Transcribe all of the material exactly.

== Items

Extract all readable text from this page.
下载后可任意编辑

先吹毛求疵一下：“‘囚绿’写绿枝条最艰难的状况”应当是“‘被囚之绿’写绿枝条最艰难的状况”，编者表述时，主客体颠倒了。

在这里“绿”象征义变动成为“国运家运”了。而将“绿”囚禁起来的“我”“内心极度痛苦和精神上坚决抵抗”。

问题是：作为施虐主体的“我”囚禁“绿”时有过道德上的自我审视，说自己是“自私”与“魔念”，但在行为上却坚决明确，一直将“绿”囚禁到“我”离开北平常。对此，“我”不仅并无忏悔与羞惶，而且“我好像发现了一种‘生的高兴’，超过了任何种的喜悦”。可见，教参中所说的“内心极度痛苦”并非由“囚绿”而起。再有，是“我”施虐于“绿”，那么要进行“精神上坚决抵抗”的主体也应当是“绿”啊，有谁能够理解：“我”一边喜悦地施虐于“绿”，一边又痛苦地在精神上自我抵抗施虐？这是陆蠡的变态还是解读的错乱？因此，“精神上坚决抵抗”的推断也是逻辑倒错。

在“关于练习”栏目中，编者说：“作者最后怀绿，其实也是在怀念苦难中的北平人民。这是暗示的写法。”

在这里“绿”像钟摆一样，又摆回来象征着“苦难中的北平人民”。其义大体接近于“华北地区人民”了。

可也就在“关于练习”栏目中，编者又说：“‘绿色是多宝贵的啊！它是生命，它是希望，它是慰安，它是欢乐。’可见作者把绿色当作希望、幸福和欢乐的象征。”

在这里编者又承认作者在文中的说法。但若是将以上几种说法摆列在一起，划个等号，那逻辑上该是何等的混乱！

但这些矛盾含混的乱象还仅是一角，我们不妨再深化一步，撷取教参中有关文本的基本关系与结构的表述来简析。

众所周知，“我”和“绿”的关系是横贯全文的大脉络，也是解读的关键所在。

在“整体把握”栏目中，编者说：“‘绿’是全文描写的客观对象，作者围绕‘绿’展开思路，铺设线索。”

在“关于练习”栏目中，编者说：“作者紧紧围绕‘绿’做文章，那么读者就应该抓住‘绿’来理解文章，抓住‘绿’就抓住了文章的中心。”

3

====

| The solution |
Extract all readable text from this page.
下载后可任意编辑

先吹毛求疵一下：“‘囚绿’写绿枝条最艰难的状况”应当是“‘被囚之绿’写绿枝条最艰难的状况”，编者表述时，主客体颠倒了。

在这里“绿”象征义变动成为“国运家运”了。而将“绿”囚禁起来的“我”“内心极度痛苦和精神上坚决抵抗”。

问题是：作为施虐主体的“我”囚禁“绿”时有过道德上的自我审视，说自己是“自私”与“魔念”，但在行为上却坚决明确，一直将“绿”囚禁到“我”离开北平常。对此，“我”不仅并无忏悔与羞惶，而且“我好像发现了一种‘生的高兴’，超过了任何种的喜悦”。可见，教参中所说的“内心极度痛苦”并非由“囚绿”而起。再有，是“我”施虐于“绿”，那么要进行“精神上坚决抵抗”的主体也应当是“绿”啊，有谁能够理解：“我”一边喜悦地施虐于“绿”，一边又痛苦地在精神上自我抵抗施虐？这是陆蠡的变态还是解读的错乱？因此，“精神上坚决抵抗”的推断也是逻辑倒错。

在“关于练习”栏目中，编者说：“作者最后怀绿，其实也是在怀念苦难中的北平人民。这是暗示的写法。”

在这里“绿”像钟摆一样，又摆回来象征着“苦难中的北平人民”。其义大体接近于“华北地区人民”了。

可也就在“关于练习”栏目中，编者又说：“‘绿色是多宝贵的啊！它是生命，它是希望，它是慰安，它是欢乐。’可见作者把绿色当作希望、幸福和欢乐的象征。”

在这里编者又承认作者在文中的说法。但若是将以上几种说法摆列在一起，划个等号，那逻辑上该是何等的混乱！

但这些矛盾含混的乱象还仅是一角，我们不妨再深化一步，撷取教参中有关文本的基本关系与结构的表述来简析。

众所周知，“我”和“绿”的关系是横贯全文的大脉络，也是解读的关键所在。

在“整体把握”栏目中，编者说：“‘绿’是全文描写的客观对象，作者围绕‘绿’展开思路，铺设线索。”

在“关于练习”栏目中，编者说：“作者紧紧围绕‘绿’做文章，那么读者就应该抓住‘绿’来理解文章，抓住‘绿’就抓住了文章的中心。”

3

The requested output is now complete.